What to do
Set out each line from the following listing that includes the word "döşemesi".

*** Entries ***

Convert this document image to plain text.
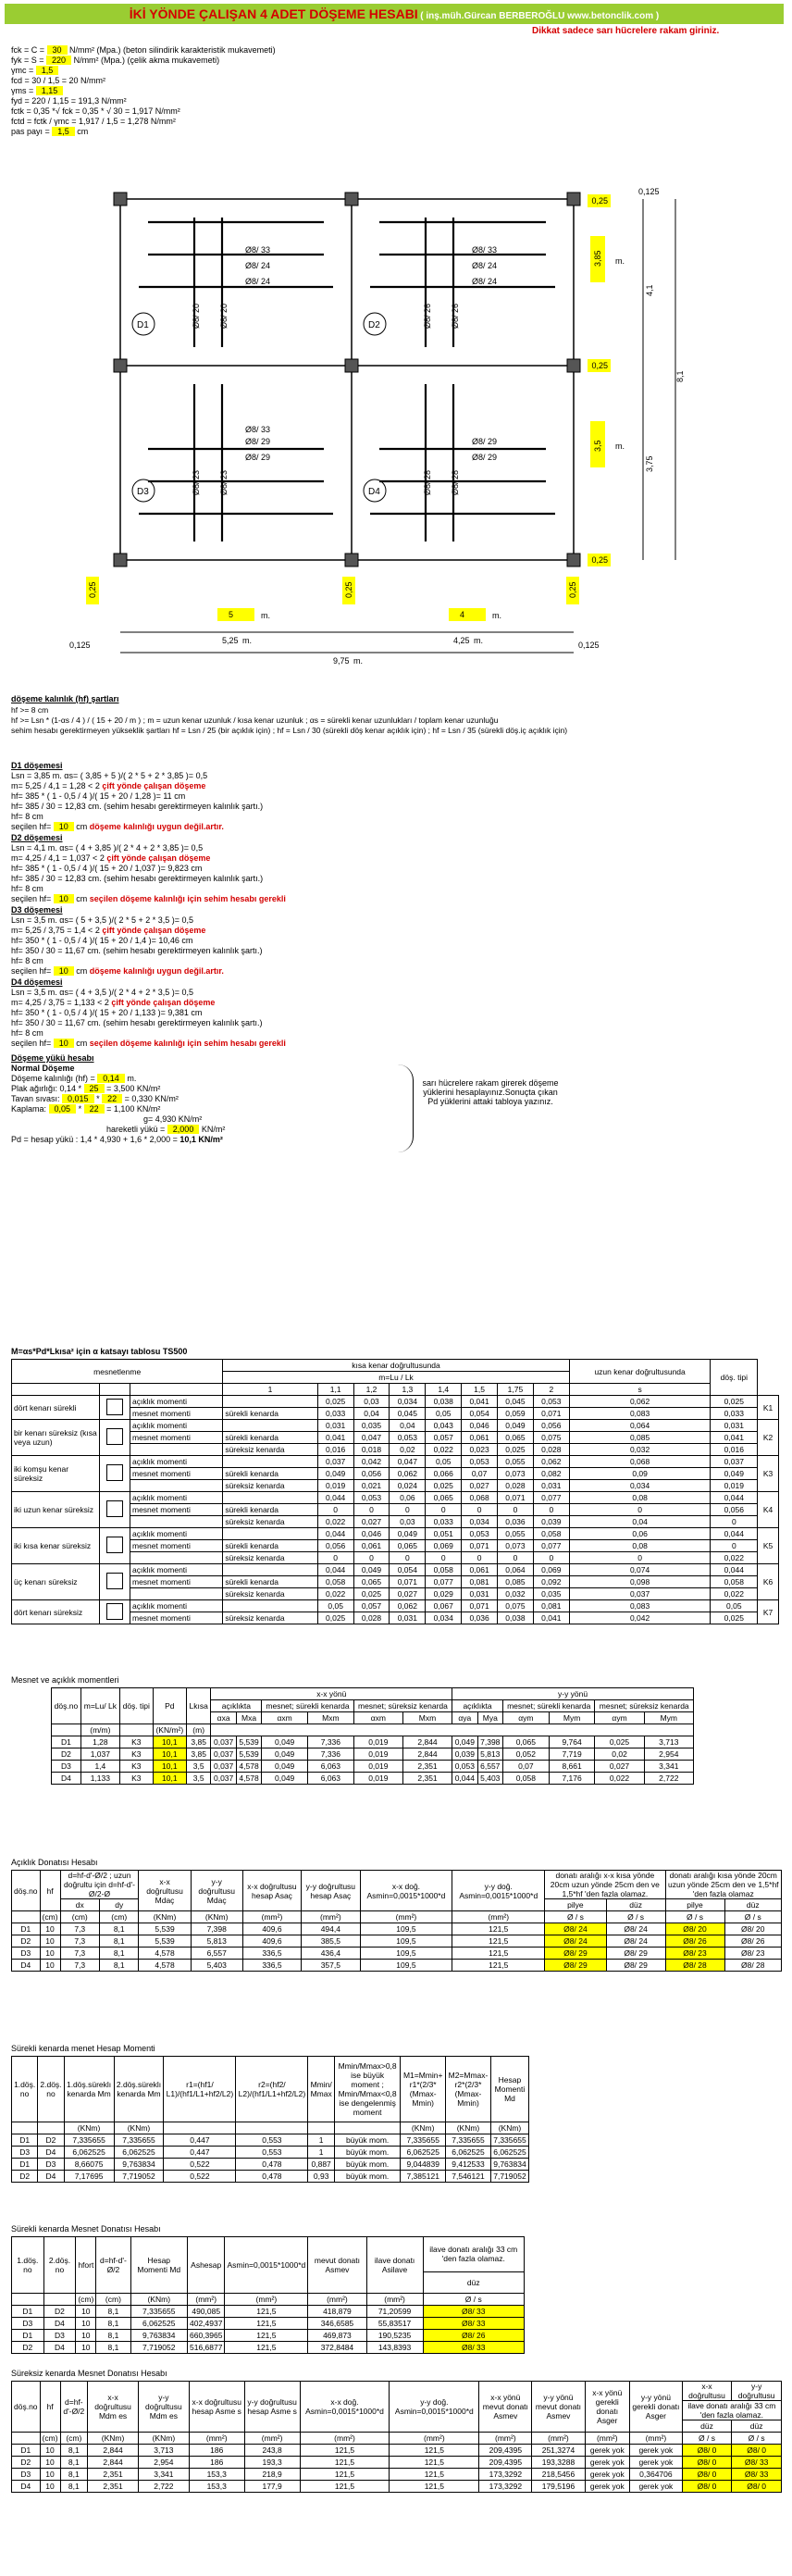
İKİ YÖNDE ÇALIŞAN 4 ADET DÖŞEME HESABI ( inş.müh.Gürcan BERBEROĞLU www.betonclik.com )
Dikkat sadece sarı hücrelere rakam giriniz.
fck = C = 30 N/mm² (Mpa.) (beton silindirik karakteristik mukavemeti)
fyk = S = 220 N/mm² (Mpa.) (çelik akma mukavemeti)
γmc = 1,5
fcd = 30 / 1,5 = 20 N/mm²
γms = 1,15
fyd = 220 / 1,15 = 191,3 N/mm²
fctk = 0,35 *√ fck = 0,35 * √ 30 = 1,917 N/mm²
fctd = fctk / γmc = 1,917 / 1,5 = 1,278 N/mm²
pas payı = 1,5 cm
Ø8/ 33
Ø8/ 24
Ø8/ 24
Ø8/ 33
Ø8/ 24
Ø8/ 24
Ø8/ 29
Ø8/ 29
Ø8/ 33
Ø8/ 29
Ø8/ 29
Ø8/ 20 Ø8/ 20	Ø8/ 26 Ø8/ 26
Ø8/ 23 Ø8/ 23	Ø8/ 28 Ø8/ 28
D1	D2
D3	D4
0,25
0,25
0,25
3,85
3,5
m.
m.
4,1
3,75
8,1
0,125
0,25	0,25	0,25
5	4
m.	m.
5,25 m.	4,25 m.
9,75 m.
0,125	0,125
döşeme kalınlık (hf) şartları
hf >= 8 cm
hf >= Lsn * (1-αs / 4 ) / ( 15 + 20 / m ) ; m = uzun kenar uzunluk / kısa kenar uzunluk ; αs = sürekli kenar uzunlukları / toplam kenar uzunluğu
sehim hesabı gerektirmeyen yükseklik şartları hf = Lsn / 25 (bir açıklık için) ; hf = Lsn / 30 (sürekli döş kenar açıklık için) ; hf = Lsn / 35 (sürekli döş.iç açıklık için)
D1 döşemesi
Lsn = 3,85 m. αs= ( 3,85 + 5 )/( 2 * 5 + 2 * 3,85 )= 0,5
m= 5,25 / 4,1 = 1,28 < 2 çift yönde çalışan döşeme
hf= 385 * ( 1 - 0,5 / 4 )/( 15 + 20 / 1,28 )= 11 cm
hf= 385 / 30 = 12,83 cm. (sehim hesabı gerektirmeyen kalınlık şartı.)
hf= 8 cm
seçilen hf= 10 cm döşeme kalınlığı uygun değil.artır.
D2 döşemesi
Lsn = 4,1 m. αs= ( 4 + 3,85 )/( 2 * 4 + 2 * 3,85 )= 0,5
m= 4,25 / 4,1 = 1,037 < 2 çift yönde çalışan döşeme
hf= 385 * ( 1 - 0,5 / 4 )/( 15 + 20 / 1,037 )= 9,823 cm
hf= 385 / 30 = 12,83 cm. (sehim hesabı gerektirmeyen kalınlık şartı.)
hf= 8 cm
seçilen hf= 10 cm seçilen döşeme kalınlığı için sehim hesabı gerekli
D3 döşemesi
Lsn = 3,5 m. αs= ( 5 + 3,5 )/( 2 * 5 + 2 * 3,5 )= 0,5
m= 5,25 / 3,75 = 1,4 < 2 çift yönde çalışan döşeme
hf= 350 * ( 1 - 0,5 / 4 )/( 15 + 20 / 1,4 )= 10,46 cm
hf= 350 / 30 = 11,67 cm. (sehim hesabı gerektirmeyen kalınlık şartı.)
hf= 8 cm
seçilen hf= 10 cm döşeme kalınlığı uygun değil.artır.
D4 döşemesi
Lsn = 3,5 m. αs= ( 4 + 3,5 )/( 2 * 4 + 2 * 3,5 )= 0,5
m= 4,25 / 3,75 = 1,133 < 2 çift yönde çalışan döşeme
hf= 350 * ( 1 - 0,5 / 4 )/( 15 + 20 / 1,133 )= 9,381 cm
hf= 350 / 30 = 11,67 cm. (sehim hesabı gerektirmeyen kalınlık şartı.)
hf= 8 cm
seçilen hf= 10 cm seçilen döşeme kalınlığı için sehim hesabı gerekli
Döşeme yükü hesabı
Normal Döşeme
Döşeme kalınlığı (hf) = 0,14 m.
Plak ağırlığı: 0,14 * 25 = 3,500 KN/m²
Tavan sıvası: 0,015 * 22 = 0,330 KN/m²
Kaplama: 0,05 * 22 = 1,100 KN/m²
g= 4,930 KN/m²
hareketli yükü = 2,000 KN/m²
Pd = hesap yükü : 1,4 * 4,930 + 1,6 * 2,000 = 10,1 KN/m²
sarı hücrelere rakam girerek döşeme yüklerini hesaplayınız.Sonuçta çıkan Pd yüklerini attaki tabloya yazınız.
M=αs*Pd*Lkısa² için α katsayı tablosu TS500
mesnetlenme			kısa kenar doğrultusunda								uzun kenar doğrultusunda	döş. tipi	
			m=Lu / Lk										
			1	1,1	1,2	1,3	1,4	1,5	1,75	2	s		
dört kenarı sürekli		açıklık momenti		0,025	0,03	0,034	0,038	0,041	0,045	0,053	0,062	0,025	K1
		mesnet momenti	sürekli kenarda	0,033	0,04	0,045	0,05	0,054	0,059	0,071	0,083	0,033	
bir kenarı süreksiz (kısa veya uzun)		açıklık momenti		0,031	0,035	0,04	0,043	0,046	0,049	0,056	0,064	0,031	K2
		mesnet momenti	sürekli kenarda	0,041	0,047	0,053	0,057	0,061	0,065	0,075	0,085	0,041	
			süreksiz kenarda	0,016	0,018	0,02	0,022	0,023	0,025	0,028	0,032	0,016	
iki komşu kenar süreksiz		açıklık momenti		0,037	0,042	0,047	0,05	0,053	0,055	0,062	0,068	0,037	K3
		mesnet momenti	sürekli kenarda	0,049	0,056	0,062	0,066	0,07	0,073	0,082	0,09	0,049	
			süreksiz kenarda	0,019	0,021	0,024	0,025	0,027	0,028	0,031	0,034	0,019	
iki uzun kenar süreksiz		açıklık momenti		0,044	0,053	0,06	0,065	0,068	0,071	0,077	0,08	0,044	K4
		mesnet momenti	sürekli kenarda	0	0	0	0	0	0	0	0	0,056	
			süreksiz kenarda	0,022	0,027	0,03	0,033	0,034	0,036	0,039	0,04	0	
iki kısa kenar süreksiz		açıklık momenti		0,044	0,046	0,049	0,051	0,053	0,055	0,058	0,06	0,044	K5
		mesnet momenti	sürekli kenarda	0,056	0,061	0,065	0,069	0,071	0,073	0,077	0,08	0	
			süreksiz kenarda	0	0	0	0	0	0	0	0	0,022	
üç kenarı süreksiz		açıklık momenti		0,044	0,049	0,054	0,058	0,061	0,064	0,069	0,074	0,044	K6
		mesnet momenti	sürekli kenarda	0,058	0,065	0,071	0,077	0,081	0,085	0,092	0,098	0,058	
			süreksiz kenarda	0,022	0,025	0,027	0,029	0,031	0,032	0,035	0,037	0,022	
dört kenarı süreksiz		açıklık momenti		0,05	0,057	0,062	0,067	0,071	0,075	0,081	0,083	0,05	K7
		mesnet momenti	süreksiz kenarda	0,025	0,028	0,031	0,034	0,036	0,038	0,041	0,042	0,025	
Mesnet ve açıklık momentleri
döş.no	m=Lu/ Lk	döş. tipi	Pd	Lkısa	x-x yönü						y-y yönü					
					açıklıkta		mesnet; sürekli kenarda		mesnet; süreksiz kenarda		açıklıkta		mesnet; sürekli kenarda		mesnet; süreksiz kenarda	
					αxa	Mxa	αxm	Mxm	αxm	Mxm	αya	Mya	αym	Mym	αym	Mym
	(m/m)		(KN/m²)	(m)												
D1	1,28	K3	10,1	3,85	0,037	5,539	0,049	7,336	0,019	2,844	0,049	7,398	0,065	9,764	0,025	3,713
D2	1,037	K3	10,1	3,85	0,037	5,539	0,049	7,336	0,019	2,844	0,039	5,813	0,052	7,719	0,02	2,954
D3	1,4	K3	10,1	3,5	0,037	4,578	0,049	6,063	0,019	2,351	0,053	6,557	0,07	8,661	0,027	3,341
D4	1,133	K3	10,1	3,5	0,037	4,578	0,049	6,063	0,019	2,351	0,044	5,403	0,058	7,176	0,022	2,722
Açıklık Donatısı Hesabı
döş.no	hf	d=hf-d'-Ø/2 ; uzun doğrultu için d=hf-d'-Ø/2-Ø		x-x doğrultusu Mdaç	y-y doğrultusu Mdaç	x-x doğrultusu hesap Asaç	y-y doğrultusu hesap Asaç	x-x doğ. Asmin=0,0015*1000*d	y-y doğ. Asmin=0,0015*1000*d	donatı aralığı x-x kısa yönde 20cm uzun yönde 25cm den ve 1,5*hf 'den fazla olamaz.		donatı aralığı kısa yönde 20cm uzun yönde 25cm den ve 1,5*hf 'den fazla olamaz	
		dx	dy							pilye	düz	pilye	düz
	(cm)	(cm)	(cm)	(KNm)	(KNm)	(mm²)	(mm²)	(mm²)	(mm²)	Ø / s	Ø / s	Ø / s	Ø / s
D1	10	7,3	8,1	5,539	7,398	409,6	494,4	109,5	121,5	Ø8/ 24	Ø8/ 24	Ø8/ 20	Ø8/ 20
D2	10	7,3	8,1	5,539	5,813	409,6	385,5	109,5	121,5	Ø8/ 24	Ø8/ 24	Ø8/ 26	Ø8/ 26
D3	10	7,3	8,1	4,578	6,557	336,5	436,4	109,5	121,5	Ø8/ 29	Ø8/ 29	Ø8/ 23	Ø8/ 23
D4	10	7,3	8,1	4,578	5,403	336,5	357,5	109,5	121,5	Ø8/ 29	Ø8/ 29	Ø8/ 28	Ø8/ 28
Sürekli kenarda menet Hesap Momenti
1.döş. no	2.döş. no	1.döş.süreklı kenarda Mm	2.döş.süreklı kenarda Mm	r1=(hf1/ L1)/(hf1/L1+hf2/L2)	r2=(hf2/ L2)/(hf1/L1+hf2/L2)	Mmin/ Mmax	Mmin/Mmax>0,8 ise büyük moment ; Mmin/Mmax<0,8 ise dengelenmiş moment	M1=Mmin+ r1*(2/3*(Mmax-Mmin)	M2=Mmax-r2*(2/3*(Mmax-Mmin)	Hesap Momenti Md
		(KNm)	(KNm)					(KNm)	(KNm)	(KNm)
D1	D2	7,335655	7,335655	0,447	0,553	1	büyük mom.	7,335655	7,335655	7,335655
D3	D4	6,062525	6,062525	0,447	0,553	1	büyük mom.	6,062525	6,062525	6,062525
D1	D3	8,66075	9,763834	0,522	0,478	0,887	büyük mom.	9,044839	9,412533	9,763834
D2	D4	7,17695	7,719052	0,522	0,478	0,93	büyük mom.	7,385121	7,546121	7,719052
Sürekli kenarda Mesnet Donatısı Hesabı
1.döş. no	2.döş. no	hfort	d=hf-d'-Ø/2	Hesap Momenti Md	Ashesap	Asmin=0,0015*1000*d	mevut donatı Asmev	ilave donatı Asilave	ilave donatı aralığı 33 cm 'den fazla olamaz.
									düz
		(cm)	(cm)	(KNm)	(mm²)	(mm²)	(mm²)	(mm²)	Ø / s
D1	D2	10	8,1	7,335655	490,085	121,5	418,879	71,20599	Ø8/ 33
D3	D4	10	8,1	6,062525	402,4937	121,5	346,6585	55,83517	Ø8/ 33
D1	D3	10	8,1	9,763834	660,3965	121,5	469,873	190,5235	Ø8/ 26
D2	D4	10	8,1	7,719052	516,6877	121,5	372,8484	143,8393	Ø8/ 33
Süreksiz kenarda Mesnet Donatısı Hesabı
döş.no	hf	d=hf-d'-Ø/2	x-x doğrultusu Mdm es	y-y doğrultusu Mdm es	x-x doğrultusu hesap Asme s	y-y doğrultusu hesap Asme s	x-x doğ. Asmin=0,0015*1000*d	y-y doğ. Asmin=0,0015*1000*d	x-x yönü mevut donatı Asmev	y-y yönü mevut donatı Asmev	x-x yönü gerekli donatı Asger	y-y yönü gerekli donatı Asger	x-x doğrultusu	y-y doğrultusu
													ilave donatı aralığı 33 cm 'den fazla olamaz.	
													düz	düz
	(cm)	(cm)	(KNm)	(KNm)	(mm²)	(mm²)	(mm²)	(mm²)	(mm²)	(mm²)	(mm²)	(mm²)	Ø / s	Ø / s
D1	10	8,1	2,844	3,713	186	243,8	121,5	121,5	209,4395	251,3274	gerek yok	gerek yok	Ø8/ 0	Ø8/ 0
D2	10	8,1	2,844	2,954	186	193,3	121,5	121,5	209,4395	193,3288	gerek yok	gerek yok	Ø8/ 0	Ø8/ 33
D3	10	8,1	2,351	3,341	153,3	218,9	121,5	121,5	173,3292	218,5456	gerek yok	0,364706	Ø8/ 0	Ø8/ 33
D4	10	8,1	2,351	2,722	153,3	177,9	121,5	121,5	173,3292	179,5196	gerek yok	gerek yok	Ø8/ 0	Ø8/ 0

***

Answer to this exercise
D1 döşemesi
D2 döşemesi
D3 döşemesi
D4 döşemesi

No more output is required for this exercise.